PROBLEM:
Restate, word for word, all of the material shown below.

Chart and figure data
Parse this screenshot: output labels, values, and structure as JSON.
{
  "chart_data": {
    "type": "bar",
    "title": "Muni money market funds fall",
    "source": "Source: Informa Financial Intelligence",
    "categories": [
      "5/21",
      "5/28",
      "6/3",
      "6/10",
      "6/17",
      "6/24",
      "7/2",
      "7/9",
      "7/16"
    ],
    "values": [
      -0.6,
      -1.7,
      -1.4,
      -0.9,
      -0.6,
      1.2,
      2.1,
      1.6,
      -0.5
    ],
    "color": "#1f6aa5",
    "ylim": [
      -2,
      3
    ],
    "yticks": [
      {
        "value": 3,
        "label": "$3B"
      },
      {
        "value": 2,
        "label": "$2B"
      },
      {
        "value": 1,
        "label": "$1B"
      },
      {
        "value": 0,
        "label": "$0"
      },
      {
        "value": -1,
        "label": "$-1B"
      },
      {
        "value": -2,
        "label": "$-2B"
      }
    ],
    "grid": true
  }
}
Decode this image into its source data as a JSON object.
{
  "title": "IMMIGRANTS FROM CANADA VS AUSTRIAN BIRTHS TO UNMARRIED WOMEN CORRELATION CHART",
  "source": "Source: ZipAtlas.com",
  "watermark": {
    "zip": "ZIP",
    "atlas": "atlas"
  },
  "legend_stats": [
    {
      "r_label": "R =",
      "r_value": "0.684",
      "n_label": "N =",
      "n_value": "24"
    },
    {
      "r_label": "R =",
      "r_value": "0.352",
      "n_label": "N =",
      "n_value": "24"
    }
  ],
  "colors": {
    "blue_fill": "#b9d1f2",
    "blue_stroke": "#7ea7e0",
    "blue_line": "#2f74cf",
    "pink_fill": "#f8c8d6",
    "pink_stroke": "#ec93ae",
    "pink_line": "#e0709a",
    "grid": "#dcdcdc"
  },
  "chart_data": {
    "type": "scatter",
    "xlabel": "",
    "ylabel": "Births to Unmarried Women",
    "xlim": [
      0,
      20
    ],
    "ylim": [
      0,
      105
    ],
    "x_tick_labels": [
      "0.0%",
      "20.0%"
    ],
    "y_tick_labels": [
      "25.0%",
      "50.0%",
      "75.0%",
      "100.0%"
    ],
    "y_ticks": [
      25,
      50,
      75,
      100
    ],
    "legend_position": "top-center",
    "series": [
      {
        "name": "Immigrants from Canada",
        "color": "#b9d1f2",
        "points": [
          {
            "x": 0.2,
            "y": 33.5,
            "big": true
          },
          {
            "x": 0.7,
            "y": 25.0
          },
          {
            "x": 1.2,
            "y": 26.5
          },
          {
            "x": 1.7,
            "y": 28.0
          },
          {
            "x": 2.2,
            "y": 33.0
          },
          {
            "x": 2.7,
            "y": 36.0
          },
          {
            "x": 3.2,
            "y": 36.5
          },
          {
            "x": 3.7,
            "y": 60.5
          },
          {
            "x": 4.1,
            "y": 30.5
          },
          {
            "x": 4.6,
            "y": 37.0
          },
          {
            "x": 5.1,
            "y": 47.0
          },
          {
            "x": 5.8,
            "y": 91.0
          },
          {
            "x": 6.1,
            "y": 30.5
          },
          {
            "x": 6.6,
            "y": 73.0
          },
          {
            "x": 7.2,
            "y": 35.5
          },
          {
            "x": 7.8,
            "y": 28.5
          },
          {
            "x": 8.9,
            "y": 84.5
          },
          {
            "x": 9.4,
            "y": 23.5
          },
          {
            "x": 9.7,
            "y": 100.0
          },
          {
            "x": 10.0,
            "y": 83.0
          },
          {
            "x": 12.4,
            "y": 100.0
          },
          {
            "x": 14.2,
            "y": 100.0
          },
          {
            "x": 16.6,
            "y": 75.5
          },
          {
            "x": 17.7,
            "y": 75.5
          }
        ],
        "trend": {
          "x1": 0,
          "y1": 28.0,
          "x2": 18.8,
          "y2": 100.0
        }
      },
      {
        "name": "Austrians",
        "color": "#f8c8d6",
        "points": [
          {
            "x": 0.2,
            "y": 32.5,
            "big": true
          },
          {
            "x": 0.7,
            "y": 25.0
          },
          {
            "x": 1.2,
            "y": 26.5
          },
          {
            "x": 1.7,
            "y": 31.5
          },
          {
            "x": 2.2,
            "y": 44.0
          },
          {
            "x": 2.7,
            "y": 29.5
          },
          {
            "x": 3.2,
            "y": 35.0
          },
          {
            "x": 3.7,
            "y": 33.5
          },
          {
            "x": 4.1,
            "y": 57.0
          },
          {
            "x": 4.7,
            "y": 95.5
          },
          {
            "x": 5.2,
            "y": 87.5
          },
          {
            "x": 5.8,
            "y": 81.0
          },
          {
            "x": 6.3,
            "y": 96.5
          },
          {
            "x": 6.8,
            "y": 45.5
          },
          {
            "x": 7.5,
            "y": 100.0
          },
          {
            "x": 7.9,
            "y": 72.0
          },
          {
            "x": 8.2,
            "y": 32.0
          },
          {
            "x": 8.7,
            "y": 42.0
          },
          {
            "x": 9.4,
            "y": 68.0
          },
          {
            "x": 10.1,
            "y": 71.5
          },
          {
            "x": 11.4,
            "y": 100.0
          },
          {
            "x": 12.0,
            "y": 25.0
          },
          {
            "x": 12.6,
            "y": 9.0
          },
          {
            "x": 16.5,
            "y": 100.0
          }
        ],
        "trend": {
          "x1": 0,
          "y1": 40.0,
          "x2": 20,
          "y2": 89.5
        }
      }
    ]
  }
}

THE COMPLETED TASK:
Parse this screenshot: output labels, values, and structure as JSON.
{
  "chart_data": {
    "type": "bar",
    "title": "Muni money market funds fall",
    "source": "Source: Informa Financial Intelligence",
    "categories": [
      "5/21",
      "5/28",
      "6/3",
      "6/10",
      "6/17",
      "6/24",
      "7/2",
      "7/9",
      "7/16"
    ],
    "values": [
      -0.6,
      -1.7,
      -1.4,
      -0.9,
      -0.6,
      1.2,
      2.1,
      1.6,
      -0.5
    ],
    "color": "#1f6aa5",
    "ylim": [
      -2,
      3
    ],
    "yticks": [
      {
        "value": 3,
        "label": "$3B"
      },
      {
        "value": 2,
        "label": "$2B"
      },
      {
        "value": 1,
        "label": "$1B"
      },
      {
        "value": 0,
        "label": "$0"
      },
      {
        "value": -1,
        "label": "$-1B"
      },
      {
        "value": -2,
        "label": "$-2B"
      }
    ],
    "grid": true
  }
}
Decode this image into its source data as a JSON object.
{
  "title": "IMMIGRANTS FROM CANADA VS AUSTRIAN BIRTHS TO UNMARRIED WOMEN CORRELATION CHART",
  "source": "Source: ZipAtlas.com",
  "watermark": {
    "zip": "ZIP",
    "atlas": "atlas"
  },
  "legend_stats": [
    {
      "r_label": "R =",
      "r_value": "0.684",
      "n_label": "N =",
      "n_value": "24"
    },
    {
      "r_label": "R =",
      "r_value": "0.352",
      "n_label": "N =",
      "n_value": "24"
    }
  ],
  "colors": {
    "blue_fill": "#b9d1f2",
    "blue_stroke": "#7ea7e0",
    "blue_line": "#2f74cf",
    "pink_fill": "#f8c8d6",
    "pink_stroke": "#ec93ae",
    "pink_line": "#e0709a",
    "grid": "#dcdcdc"
  },
  "chart_data": {
    "type": "scatter",
    "xlabel": "",
    "ylabel": "Births to Unmarried Women",
    "xlim": [
      0,
      20
    ],
    "ylim": [
      0,
      105
    ],
    "x_tick_labels": [
      "0.0%",
      "20.0%"
    ],
    "y_tick_labels": [
      "25.0%",
      "50.0%",
      "75.0%",
      "100.0%"
    ],
    "y_ticks": [
      25,
      50,
      75,
      100
    ],
    "legend_position": "top-center",
    "series": [
      {
        "name": "Immigrants from Canada",
        "color": "#b9d1f2",
        "points": [
          {
            "x": 0.2,
            "y": 33.5,
            "big": true
          },
          {
            "x": 0.7,
            "y": 25.0
          },
          {
            "x": 1.2,
            "y": 26.5
          },
          {
            "x": 1.7,
            "y": 28.0
          },
          {
            "x": 2.2,
            "y": 33.0
          },
          {
            "x": 2.7,
            "y": 36.0
          },
          {
            "x": 3.2,
            "y": 36.5
          },
          {
            "x": 3.7,
            "y": 60.5
          },
          {
            "x": 4.1,
            "y": 30.5
          },
          {
            "x": 4.6,
            "y": 37.0
          },
          {
            "x": 5.1,
            "y": 47.0
          },
          {
            "x": 5.8,
            "y": 91.0
          },
          {
            "x": 6.1,
            "y": 30.5
          },
          {
            "x": 6.6,
            "y": 73.0
          },
          {
            "x": 7.2,
            "y": 35.5
          },
          {
            "x": 7.8,
            "y": 28.5
          },
          {
            "x": 8.9,
            "y": 84.5
          },
          {
            "x": 9.4,
            "y": 23.5
          },
          {
            "x": 9.7,
            "y": 100.0
          },
          {
            "x": 10.0,
            "y": 83.0
          },
          {
            "x": 12.4,
            "y": 100.0
          },
          {
            "x": 14.2,
            "y": 100.0
          },
          {
            "x": 16.6,
            "y": 75.5
          },
          {
            "x": 17.7,
            "y": 75.5
          }
        ],
        "trend": {
          "x1": 0,
          "y1": 28.0,
          "x2": 18.8,
          "y2": 100.0
        }
      },
      {
        "name": "Austrians",
        "color": "#f8c8d6",
        "points": [
          {
            "x": 0.2,
            "y": 32.5,
            "big": true
          },
          {
            "x": 0.7,
            "y": 25.0
          },
          {
            "x": 1.2,
            "y": 26.5
          },
          {
            "x": 1.7,
            "y": 31.5
          },
          {
            "x": 2.2,
            "y": 44.0
          },
          {
            "x": 2.7,
            "y": 29.5
          },
          {
            "x": 3.2,
            "y": 35.0
          },
          {
            "x": 3.7,
            "y": 33.5
          },
          {
            "x": 4.1,
            "y": 57.0
          },
          {
            "x": 4.7,
            "y": 95.5
          },
          {
            "x": 5.2,
            "y": 87.5
          },
          {
            "x": 5.8,
            "y": 81.0
          },
          {
            "x": 6.3,
            "y": 96.5
          },
          {
            "x": 6.8,
            "y": 45.5
          },
          {
            "x": 7.5,
            "y": 100.0
          },
          {
            "x": 7.9,
            "y": 72.0
          },
          {
            "x": 8.2,
            "y": 32.0
          },
          {
            "x": 8.7,
            "y": 42.0
          },
          {
            "x": 9.4,
            "y": 68.0
          },
          {
            "x": 10.1,
            "y": 71.5
          },
          {
            "x": 11.4,
            "y": 100.0
          },
          {
            "x": 12.0,
            "y": 25.0
          },
          {
            "x": 12.6,
            "y": 9.0
          },
          {
            "x": 16.5,
            "y": 100.0
          }
        ],
        "trend": {
          "x1": 0,
          "y1": 40.0,
          "x2": 20,
          "y2": 89.5
        }
      }
    ]
  }
}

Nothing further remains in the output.